In the material below, find every line with "title" and pull it out.
⟨
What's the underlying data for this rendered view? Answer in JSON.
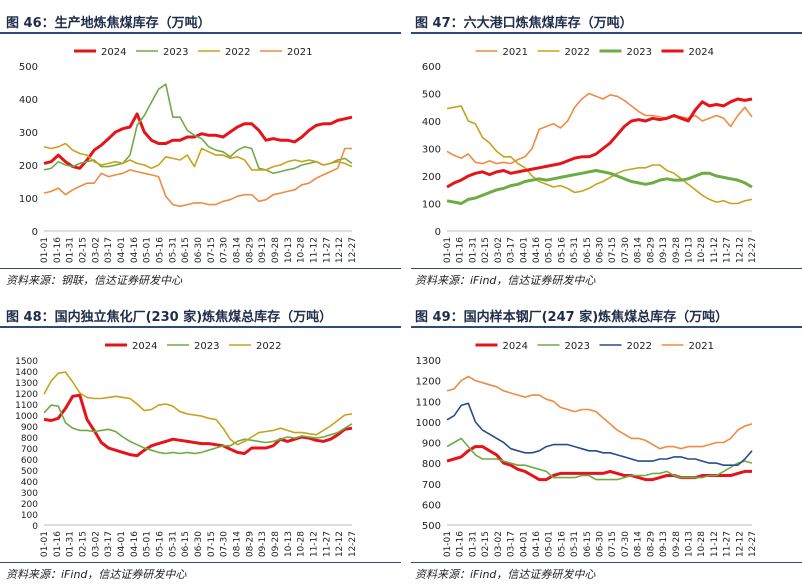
{
  "colors": {
    "2024": "#e5141b",
    "2023": "#6eab47",
    "2022": "#c9a21c",
    "2021": "#ef8b44",
    "2022_blue": "#284d8b",
    "rule": "#2e4a78",
    "title": "#1f2d4a"
  },
  "panels": [
    {
      "title": "图 46：生产地炼焦煤库存（万吨）",
      "source": "资料来源：钢联，信达证券研发中心",
      "chart_data": {
        "type": "line",
        "ylim": [
          0,
          500
        ],
        "yticks": [
          0,
          100,
          200,
          300,
          400,
          500
        ],
        "x_tick_labels": [
          "01-01",
          "01-16",
          "01-31",
          "02-15",
          "03-02",
          "03-17",
          "04-01",
          "04-16",
          "05-01",
          "05-16",
          "05-31",
          "06-15",
          "06-30",
          "07-15",
          "07-30",
          "08-14",
          "08-29",
          "09-13",
          "09-28",
          "10-13",
          "10-28",
          "11-12",
          "11-27",
          "12-12",
          "12-27"
        ],
        "legend": [
          "2024",
          "2023",
          "2022",
          "2021"
        ],
        "series": [
          {
            "name": "2024",
            "width": 3,
            "values": [
              205,
              210,
              230,
              210,
              195,
              190,
              215,
              245,
              260,
              280,
              300,
              310,
              315,
              355,
              300,
              275,
              265,
              265,
              275,
              275,
              285,
              285,
              295,
              290,
              290,
              285,
              300,
              315,
              325,
              325,
              305,
              275,
              280,
              275,
              275,
              270,
              285,
              305,
              320,
              325,
              325,
              335,
              340,
              345
            ]
          },
          {
            "name": "2023",
            "width": 1.6,
            "values": [
              185,
              190,
              210,
              200,
              195,
              205,
              210,
              215,
              195,
              195,
              200,
              205,
              230,
              320,
              350,
              390,
              430,
              445,
              345,
              345,
              305,
              290,
              280,
              255,
              245,
              240,
              225,
              245,
              255,
              250,
              190,
              185,
              175,
              180,
              185,
              190,
              200,
              205,
              210,
              200,
              205,
              215,
              220,
              205
            ]
          },
          {
            "name": "2022",
            "width": 1.6,
            "values": [
              255,
              250,
              255,
              265,
              245,
              235,
              230,
              210,
              200,
              205,
              210,
              205,
              215,
              205,
              200,
              190,
              200,
              225,
              220,
              215,
              230,
              195,
              250,
              240,
              230,
              230,
              220,
              225,
              215,
              185,
              185,
              185,
              195,
              200,
              210,
              215,
              210,
              215,
              210,
              200,
              205,
              210,
              205,
              195
            ]
          },
          {
            "name": "2021",
            "width": 1.6,
            "values": [
              115,
              120,
              130,
              110,
              125,
              135,
              145,
              145,
              175,
              165,
              170,
              175,
              185,
              180,
              175,
              170,
              165,
              105,
              80,
              75,
              80,
              85,
              85,
              80,
              80,
              90,
              95,
              105,
              110,
              110,
              90,
              95,
              110,
              115,
              120,
              125,
              140,
              145,
              160,
              170,
              180,
              190,
              250,
              250
            ]
          }
        ]
      }
    },
    {
      "title": "图 47：六大港口炼焦煤库存（万吨）",
      "source": "资料来源：iFind，信达证券研发中心",
      "chart_data": {
        "type": "line",
        "ylim": [
          0,
          600
        ],
        "yticks": [
          0,
          100,
          200,
          300,
          400,
          500,
          600
        ],
        "x_tick_labels": [
          "01-01",
          "01-16",
          "01-31",
          "02-15",
          "03-02",
          "03-17",
          "04-01",
          "04-16",
          "05-01",
          "05-16",
          "05-31",
          "06-15",
          "06-30",
          "07-15",
          "07-30",
          "08-14",
          "08-29",
          "09-13",
          "09-28",
          "10-13",
          "10-28",
          "11-12",
          "11-27",
          "12-12",
          "12-27"
        ],
        "legend": [
          "2021",
          "2022",
          "2023",
          "2024"
        ],
        "series": [
          {
            "name": "2021",
            "width": 1.6,
            "values": [
              290,
              275,
              265,
              280,
              250,
              245,
              255,
              245,
              250,
              245,
              260,
              270,
              300,
              370,
              380,
              390,
              375,
              400,
              450,
              480,
              500,
              490,
              480,
              495,
              490,
              475,
              455,
              435,
              420,
              420,
              415,
              410,
              420,
              415,
              410,
              420,
              400,
              410,
              420,
              410,
              380,
              420,
              450,
              415
            ]
          },
          {
            "name": "2022",
            "width": 1.6,
            "values": [
              445,
              450,
              455,
              400,
              390,
              340,
              320,
              290,
              270,
              270,
              245,
              230,
              200,
              180,
              170,
              160,
              165,
              155,
              140,
              145,
              155,
              170,
              180,
              195,
              210,
              220,
              225,
              230,
              230,
              240,
              240,
              220,
              210,
              190,
              170,
              150,
              130,
              115,
              105,
              110,
              100,
              100,
              110,
              115
            ]
          },
          {
            "name": "2023",
            "width": 3,
            "values": [
              110,
              105,
              100,
              115,
              120,
              130,
              140,
              150,
              155,
              165,
              170,
              180,
              185,
              190,
              185,
              190,
              195,
              200,
              205,
              210,
              215,
              220,
              215,
              210,
              200,
              190,
              180,
              175,
              170,
              175,
              185,
              190,
              185,
              185,
              190,
              200,
              210,
              210,
              200,
              195,
              190,
              185,
              175,
              160
            ]
          },
          {
            "name": "2024",
            "width": 3,
            "values": [
              160,
              175,
              185,
              200,
              210,
              215,
              205,
              215,
              220,
              210,
              215,
              220,
              225,
              230,
              235,
              240,
              245,
              255,
              265,
              270,
              270,
              280,
              300,
              320,
              350,
              380,
              400,
              405,
              400,
              410,
              405,
              410,
              420,
              410,
              400,
              440,
              470,
              455,
              460,
              455,
              470,
              480,
              475,
              480
            ]
          }
        ]
      }
    },
    {
      "title": "图 48：国内独立焦化厂(230 家)炼焦煤总库存（万吨）",
      "source": "资料来源：iFind，信达证券研发中心",
      "chart_data": {
        "type": "line",
        "ylim": [
          0,
          1500
        ],
        "yticks": [
          0,
          100,
          200,
          300,
          400,
          500,
          600,
          700,
          800,
          900,
          1000,
          1100,
          1200,
          1300,
          1400,
          1500
        ],
        "x_tick_labels": [
          "01-01",
          "01-16",
          "01-31",
          "02-15",
          "03-02",
          "03-17",
          "04-01",
          "04-16",
          "05-01",
          "05-16",
          "05-31",
          "06-15",
          "06-30",
          "07-15",
          "07-30",
          "08-14",
          "08-29",
          "09-13",
          "09-28",
          "10-13",
          "10-28",
          "11-12",
          "11-27",
          "12-12",
          "12-27"
        ],
        "legend": [
          "2024",
          "2023",
          "2022"
        ],
        "series": [
          {
            "name": "2024",
            "width": 3,
            "values": [
              960,
              950,
              970,
              1060,
              1170,
              1180,
              960,
              860,
              750,
              700,
              680,
              660,
              640,
              630,
              680,
              720,
              740,
              760,
              780,
              770,
              760,
              750,
              740,
              740,
              730,
              720,
              690,
              660,
              650,
              700,
              700,
              700,
              720,
              780,
              760,
              780,
              800,
              790,
              770,
              760,
              780,
              820,
              870,
              880
            ]
          },
          {
            "name": "2023",
            "width": 1.6,
            "values": [
              1020,
              1090,
              1080,
              930,
              880,
              860,
              860,
              850,
              860,
              870,
              850,
              800,
              760,
              730,
              700,
              680,
              660,
              650,
              660,
              650,
              660,
              650,
              660,
              680,
              700,
              720,
              720,
              760,
              780,
              770,
              760,
              750,
              760,
              780,
              800,
              790,
              810,
              800,
              790,
              800,
              820,
              840,
              880,
              920
            ]
          },
          {
            "name": "2022",
            "width": 1.6,
            "values": [
              1190,
              1310,
              1380,
              1390,
              1300,
              1200,
              1160,
              1150,
              1150,
              1160,
              1170,
              1160,
              1150,
              1100,
              1040,
              1050,
              1090,
              1100,
              1080,
              1030,
              1010,
              1000,
              990,
              970,
              960,
              880,
              780,
              730,
              760,
              800,
              840,
              850,
              860,
              880,
              860,
              840,
              840,
              830,
              820,
              860,
              900,
              950,
              1000,
              1010
            ]
          }
        ]
      }
    },
    {
      "title": "图 49：国内样本钢厂(247 家)炼焦煤总库存（万吨）",
      "source": "资料来源：iFind，信达证券研发中心",
      "chart_data": {
        "type": "line",
        "ylim": [
          500,
          1300
        ],
        "yticks": [
          500,
          600,
          700,
          800,
          900,
          1000,
          1100,
          1200,
          1300
        ],
        "x_tick_labels": [
          "01-01",
          "01-16",
          "01-31",
          "02-15",
          "03-02",
          "03-17",
          "04-01",
          "04-16",
          "05-01",
          "05-16",
          "05-31",
          "06-15",
          "06-30",
          "07-15",
          "07-30",
          "08-14",
          "08-29",
          "09-13",
          "09-28",
          "10-13",
          "10-28",
          "11-12",
          "11-27",
          "12-12",
          "12-27"
        ],
        "legend": [
          "2024",
          "2023",
          "2022",
          "2021"
        ],
        "series": [
          {
            "name": "2024",
            "width": 3,
            "values": [
              810,
              820,
              830,
              860,
              880,
              880,
              860,
              840,
              800,
              790,
              770,
              760,
              740,
              720,
              720,
              740,
              750,
              750,
              750,
              750,
              750,
              750,
              750,
              760,
              750,
              740,
              740,
              730,
              720,
              720,
              730,
              740,
              740,
              730,
              730,
              730,
              740,
              740,
              740,
              740,
              740,
              750,
              760,
              760
            ]
          },
          {
            "name": "2023",
            "width": 1.6,
            "values": [
              880,
              900,
              920,
              880,
              840,
              820,
              820,
              820,
              810,
              800,
              790,
              790,
              780,
              770,
              760,
              730,
              730,
              730,
              730,
              740,
              740,
              720,
              720,
              720,
              720,
              730,
              740,
              740,
              740,
              750,
              750,
              760,
              740,
              730,
              730,
              730,
              730,
              740,
              740,
              760,
              780,
              800,
              810,
              800
            ]
          },
          {
            "name": "2022",
            "width": 1.6,
            "values": [
              1010,
              1030,
              1080,
              1090,
              1000,
              960,
              940,
              920,
              900,
              870,
              860,
              850,
              850,
              860,
              880,
              890,
              890,
              890,
              880,
              870,
              860,
              860,
              850,
              850,
              840,
              830,
              820,
              810,
              810,
              810,
              820,
              820,
              830,
              830,
              820,
              820,
              810,
              800,
              800,
              790,
              790,
              790,
              820,
              860
            ]
          },
          {
            "name": "2021",
            "width": 1.6,
            "values": [
              1150,
              1160,
              1200,
              1220,
              1200,
              1190,
              1180,
              1170,
              1150,
              1140,
              1130,
              1120,
              1130,
              1130,
              1110,
              1100,
              1070,
              1060,
              1050,
              1060,
              1060,
              1050,
              1020,
              990,
              960,
              940,
              920,
              920,
              910,
              890,
              870,
              880,
              880,
              870,
              880,
              880,
              880,
              890,
              900,
              900,
              920,
              960,
              980,
              990
            ]
          }
        ]
      }
    }
  ]
}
⟩
Answer to the exercise:
    "title": "#1f2d4a"
      "title": "图 46：生产地炼焦煤库存（万吨）",
      "title": "图 47：六大港口炼焦煤库存（万吨）",
      "title": "图 48：国内独立焦化厂(230 家)炼焦煤总库存（万吨）",
      "title": "图 49：国内样本钢厂(247 家)炼焦煤总库存（万吨）",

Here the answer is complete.